[WHAT YOU ARE ASKED TO DO]: Write the records below out in full, character for character, with no pictures.

════════

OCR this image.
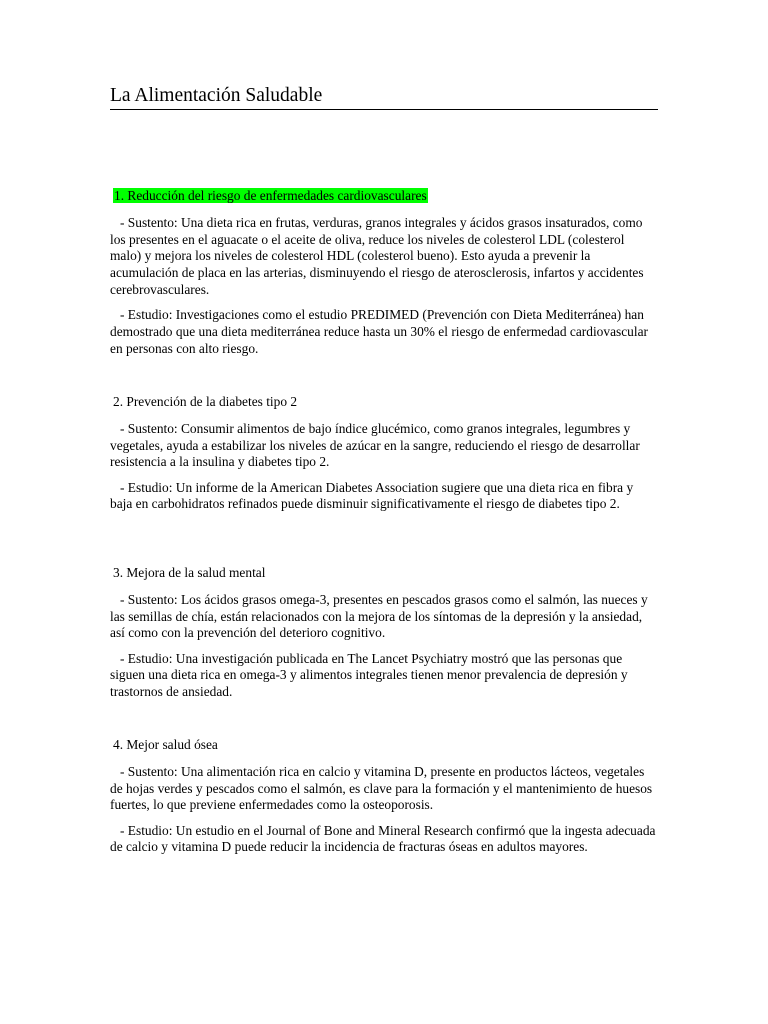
La Alimentación Saludable
1. Reducción del riesgo de enfermedades cardiovasculares

- Sustento: Una dieta rica en frutas, verduras, granos integrales y ácidos grasos insaturados, como los presentes en el aguacate o el aceite de oliva, reduce los niveles de colesterol LDL (colesterol malo) y mejora los niveles de colesterol HDL (colesterol bueno). Esto ayuda a prevenir la acumulación de placa en las arterias, disminuyendo el riesgo de aterosclerosis, infartos y accidentes cerebrovasculares.

- Estudio: Investigaciones como el estudio PREDIMED (Prevención con Dieta Mediterránea) han demostrado que una dieta mediterránea reduce hasta un 30% el riesgo de enfermedad cardiovascular en personas con alto riesgo.

2. Prevención de la diabetes tipo 2

- Sustento: Consumir alimentos de bajo índice glucémico, como granos integrales, legumbres y vegetales, ayuda a estabilizar los niveles de azúcar en la sangre, reduciendo el riesgo de desarrollar resistencia a la insulina y diabetes tipo 2.

- Estudio: Un informe de la American Diabetes Association sugiere que una dieta rica en fibra y baja en carbohidratos refinados puede disminuir significativamente el riesgo de diabetes tipo 2.

3. Mejora de la salud mental

- Sustento: Los ácidos grasos omega-3, presentes en pescados grasos como el salmón, las nueces y las semillas de chía, están relacionados con la mejora de los síntomas de la depresión y la ansiedad, así como con la prevención del deterioro cognitivo.

- Estudio: Una investigación publicada en The Lancet Psychiatry mostró que las personas que siguen una dieta rica en omega-3 y alimentos integrales tienen menor prevalencia de depresión y trastornos de ansiedad.

4. Mejor salud ósea

- Sustento: Una alimentación rica en calcio y vitamina D, presente en productos lácteos, vegetales de hojas verdes y pescados como el salmón, es clave para la formación y el mantenimiento de huesos fuertes, lo que previene enfermedades como la osteoporosis.

- Estudio: Un estudio en el Journal of Bone and Mineral Research confirmó que la ingesta adecuada de calcio y vitamina D puede reducir la incidencia de fracturas óseas en adultos mayores.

════════

[CORRECT RESPONSE]:
OCR this image.
La Alimentación Saludable
1. Reducción del riesgo de enfermedades cardiovasculares

- Sustento: Una dieta rica en frutas, verduras, granos integrales y ácidos grasos insaturados, como los presentes en el aguacate o el aceite de oliva, reduce los niveles de colesterol LDL (colesterol malo) y mejora los niveles de colesterol HDL (colesterol bueno). Esto ayuda a prevenir la acumulación de placa en las arterias, disminuyendo el riesgo de aterosclerosis, infartos y accidentes cerebrovasculares.

- Estudio: Investigaciones como el estudio PREDIMED (Prevención con Dieta Mediterránea) han demostrado que una dieta mediterránea reduce hasta un 30% el riesgo de enfermedad cardiovascular en personas con alto riesgo.

2. Prevención de la diabetes tipo 2

- Sustento: Consumir alimentos de bajo índice glucémico, como granos integrales, legumbres y vegetales, ayuda a estabilizar los niveles de azúcar en la sangre, reduciendo el riesgo de desarrollar resistencia a la insulina y diabetes tipo 2.

- Estudio: Un informe de la American Diabetes Association sugiere que una dieta rica en fibra y baja en carbohidratos refinados puede disminuir significativamente el riesgo de diabetes tipo 2.

3. Mejora de la salud mental

- Sustento: Los ácidos grasos omega-3, presentes en pescados grasos como el salmón, las nueces y las semillas de chía, están relacionados con la mejora de los síntomas de la depresión y la ansiedad, así como con la prevención del deterioro cognitivo.

- Estudio: Una investigación publicada en The Lancet Psychiatry mostró que las personas que siguen una dieta rica en omega-3 y alimentos integrales tienen menor prevalencia de depresión y trastornos de ansiedad.

4. Mejor salud ósea

- Sustento: Una alimentación rica en calcio y vitamina D, presente en productos lácteos, vegetales de hojas verdes y pescados como el salmón, es clave para la formación y el mantenimiento de huesos fuertes, lo que previene enfermedades como la osteoporosis.

- Estudio: Un estudio en el Journal of Bone and Mineral Research confirmó que la ingesta adecuada de calcio y vitamina D puede reducir la incidencia de fracturas óseas en adultos mayores.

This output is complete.